**Exercise description:** Reproduce everything from the line containing "localize all elements." down to the line containing "media-queue-icon[interactable] <box>2128 82", with "tab-label" changed to "tab-title" and nothing else altered.

————

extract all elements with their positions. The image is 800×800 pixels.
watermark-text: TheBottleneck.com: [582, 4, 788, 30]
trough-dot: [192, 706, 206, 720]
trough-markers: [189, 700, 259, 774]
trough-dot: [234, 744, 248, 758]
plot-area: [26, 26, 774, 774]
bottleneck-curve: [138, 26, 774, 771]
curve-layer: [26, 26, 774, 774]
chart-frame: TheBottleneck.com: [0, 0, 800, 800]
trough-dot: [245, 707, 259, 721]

————

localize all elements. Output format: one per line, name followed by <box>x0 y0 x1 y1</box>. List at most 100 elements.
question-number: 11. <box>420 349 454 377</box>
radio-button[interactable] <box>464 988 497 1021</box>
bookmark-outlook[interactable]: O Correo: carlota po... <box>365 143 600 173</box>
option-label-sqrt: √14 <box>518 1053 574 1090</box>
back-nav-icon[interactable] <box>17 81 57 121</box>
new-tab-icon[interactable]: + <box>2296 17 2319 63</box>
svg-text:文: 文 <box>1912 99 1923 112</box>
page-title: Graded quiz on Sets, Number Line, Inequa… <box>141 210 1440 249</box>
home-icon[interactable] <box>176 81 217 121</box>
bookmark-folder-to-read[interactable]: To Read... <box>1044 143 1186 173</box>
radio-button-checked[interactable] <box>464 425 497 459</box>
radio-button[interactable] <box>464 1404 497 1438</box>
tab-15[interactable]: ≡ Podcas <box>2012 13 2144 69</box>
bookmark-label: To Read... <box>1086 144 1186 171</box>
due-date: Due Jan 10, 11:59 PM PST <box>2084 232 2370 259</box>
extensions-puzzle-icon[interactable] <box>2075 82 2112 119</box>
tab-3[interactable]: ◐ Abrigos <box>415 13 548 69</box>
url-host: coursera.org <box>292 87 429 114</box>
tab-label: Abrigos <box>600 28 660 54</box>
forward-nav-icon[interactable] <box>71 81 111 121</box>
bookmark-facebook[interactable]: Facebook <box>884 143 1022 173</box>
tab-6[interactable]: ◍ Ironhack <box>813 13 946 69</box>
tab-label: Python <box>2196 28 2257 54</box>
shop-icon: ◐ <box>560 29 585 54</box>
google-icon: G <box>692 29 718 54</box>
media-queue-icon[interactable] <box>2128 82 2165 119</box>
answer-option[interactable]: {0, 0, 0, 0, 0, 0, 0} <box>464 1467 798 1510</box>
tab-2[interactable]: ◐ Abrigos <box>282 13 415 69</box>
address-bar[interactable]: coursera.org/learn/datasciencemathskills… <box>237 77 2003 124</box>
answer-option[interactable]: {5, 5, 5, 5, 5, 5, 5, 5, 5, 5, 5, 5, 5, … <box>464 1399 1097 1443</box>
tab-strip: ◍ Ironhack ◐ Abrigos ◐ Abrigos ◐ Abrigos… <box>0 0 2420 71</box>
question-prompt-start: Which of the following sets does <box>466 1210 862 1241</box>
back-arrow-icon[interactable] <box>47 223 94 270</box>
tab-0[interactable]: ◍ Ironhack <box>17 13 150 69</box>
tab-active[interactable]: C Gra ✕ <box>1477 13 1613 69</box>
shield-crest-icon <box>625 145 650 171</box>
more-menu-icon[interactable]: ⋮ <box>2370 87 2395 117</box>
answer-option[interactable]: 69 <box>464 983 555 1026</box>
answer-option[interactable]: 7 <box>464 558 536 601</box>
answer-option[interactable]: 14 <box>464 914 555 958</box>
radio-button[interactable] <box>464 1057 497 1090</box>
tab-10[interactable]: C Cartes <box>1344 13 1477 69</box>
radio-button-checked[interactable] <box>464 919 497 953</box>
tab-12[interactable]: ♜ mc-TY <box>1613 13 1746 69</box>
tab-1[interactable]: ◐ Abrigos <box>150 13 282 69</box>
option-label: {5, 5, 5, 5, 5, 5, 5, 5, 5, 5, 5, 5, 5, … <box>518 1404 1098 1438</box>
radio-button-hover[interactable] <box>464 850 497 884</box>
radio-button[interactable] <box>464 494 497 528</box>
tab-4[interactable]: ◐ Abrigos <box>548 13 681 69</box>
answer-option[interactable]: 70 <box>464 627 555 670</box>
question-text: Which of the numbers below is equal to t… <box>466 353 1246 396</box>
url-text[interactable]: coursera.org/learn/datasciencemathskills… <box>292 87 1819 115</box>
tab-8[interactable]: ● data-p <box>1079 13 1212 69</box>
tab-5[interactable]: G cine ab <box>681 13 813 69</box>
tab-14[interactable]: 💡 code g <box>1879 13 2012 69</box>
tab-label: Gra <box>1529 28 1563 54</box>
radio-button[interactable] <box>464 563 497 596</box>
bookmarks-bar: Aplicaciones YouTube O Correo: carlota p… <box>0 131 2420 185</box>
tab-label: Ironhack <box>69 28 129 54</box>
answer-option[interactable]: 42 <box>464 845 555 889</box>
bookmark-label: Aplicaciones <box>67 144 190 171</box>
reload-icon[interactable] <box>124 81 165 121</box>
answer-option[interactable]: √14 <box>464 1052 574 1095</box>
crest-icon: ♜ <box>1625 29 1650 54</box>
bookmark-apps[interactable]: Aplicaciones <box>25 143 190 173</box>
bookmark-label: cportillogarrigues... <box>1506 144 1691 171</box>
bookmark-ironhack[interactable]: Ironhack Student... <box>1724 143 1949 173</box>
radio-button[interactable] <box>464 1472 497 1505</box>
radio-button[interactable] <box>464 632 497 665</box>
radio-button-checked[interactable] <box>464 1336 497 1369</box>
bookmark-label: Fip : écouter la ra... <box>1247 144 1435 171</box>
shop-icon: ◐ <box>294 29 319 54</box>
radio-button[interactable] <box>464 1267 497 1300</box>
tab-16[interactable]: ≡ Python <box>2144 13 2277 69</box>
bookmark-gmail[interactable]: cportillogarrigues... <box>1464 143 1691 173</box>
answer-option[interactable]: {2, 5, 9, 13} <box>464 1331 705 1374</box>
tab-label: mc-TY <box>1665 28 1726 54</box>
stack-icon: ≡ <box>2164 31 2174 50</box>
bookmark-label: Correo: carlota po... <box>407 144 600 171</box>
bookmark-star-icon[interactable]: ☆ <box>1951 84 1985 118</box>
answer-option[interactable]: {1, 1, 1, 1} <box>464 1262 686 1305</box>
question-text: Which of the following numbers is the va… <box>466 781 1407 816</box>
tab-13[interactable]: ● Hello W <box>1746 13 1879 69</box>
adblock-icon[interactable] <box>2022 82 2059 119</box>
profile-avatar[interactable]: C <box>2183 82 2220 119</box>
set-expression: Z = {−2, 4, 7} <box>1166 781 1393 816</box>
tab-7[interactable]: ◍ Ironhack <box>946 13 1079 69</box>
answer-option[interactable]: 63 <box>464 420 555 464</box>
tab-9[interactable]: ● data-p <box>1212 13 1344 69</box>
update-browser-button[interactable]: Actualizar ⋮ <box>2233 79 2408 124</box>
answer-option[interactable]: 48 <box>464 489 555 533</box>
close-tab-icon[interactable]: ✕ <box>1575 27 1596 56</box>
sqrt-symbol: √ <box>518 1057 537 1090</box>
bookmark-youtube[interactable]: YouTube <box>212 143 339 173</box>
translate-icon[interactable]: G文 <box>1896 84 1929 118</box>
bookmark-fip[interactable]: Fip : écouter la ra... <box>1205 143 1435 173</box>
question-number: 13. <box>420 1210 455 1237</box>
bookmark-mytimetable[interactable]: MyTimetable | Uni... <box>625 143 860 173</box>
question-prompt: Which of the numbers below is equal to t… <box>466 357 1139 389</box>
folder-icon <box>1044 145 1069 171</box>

————

**Task solution:**
localize all elements. Output format: one per line, name followed by <box>x0 y0 x1 y1</box>. List at most 100 elements.
question-number: 11. <box>420 349 454 377</box>
radio-button[interactable] <box>464 988 497 1021</box>
bookmark-outlook[interactable]: O Correo: carlota po... <box>365 143 600 173</box>
option-label-sqrt: √14 <box>518 1053 574 1090</box>
back-nav-icon[interactable] <box>17 81 57 121</box>
new-tab-icon[interactable]: + <box>2296 17 2319 63</box>
svg-text:文: 文 <box>1912 99 1923 112</box>
page-title: Graded quiz on Sets, Number Line, Inequa… <box>141 210 1440 249</box>
home-icon[interactable] <box>176 81 217 121</box>
bookmark-folder-to-read[interactable]: To Read... <box>1044 143 1186 173</box>
radio-button-checked[interactable] <box>464 425 497 459</box>
radio-button[interactable] <box>464 1404 497 1438</box>
tab-15[interactable]: ≡ Podcas <box>2012 13 2144 69</box>
bookmark-label: To Read... <box>1086 144 1186 171</box>
due-date: Due Jan 10, 11:59 PM PST <box>2084 232 2370 259</box>
extensions-puzzle-icon[interactable] <box>2075 82 2112 119</box>
tab-3[interactable]: ◐ Abrigos <box>415 13 548 69</box>
url-host: coursera.org <box>292 87 429 114</box>
tab-title: Abrigos <box>600 28 660 54</box>
forward-nav-icon[interactable] <box>71 81 111 121</box>
bookmark-facebook[interactable]: Facebook <box>884 143 1022 173</box>
tab-6[interactable]: ◍ Ironhack <box>813 13 946 69</box>
tab-title: Python <box>2196 28 2257 54</box>
shop-icon: ◐ <box>560 29 585 54</box>
google-icon: G <box>692 29 718 54</box>
media-queue-icon[interactable] <box>2128 82 2165 119</box>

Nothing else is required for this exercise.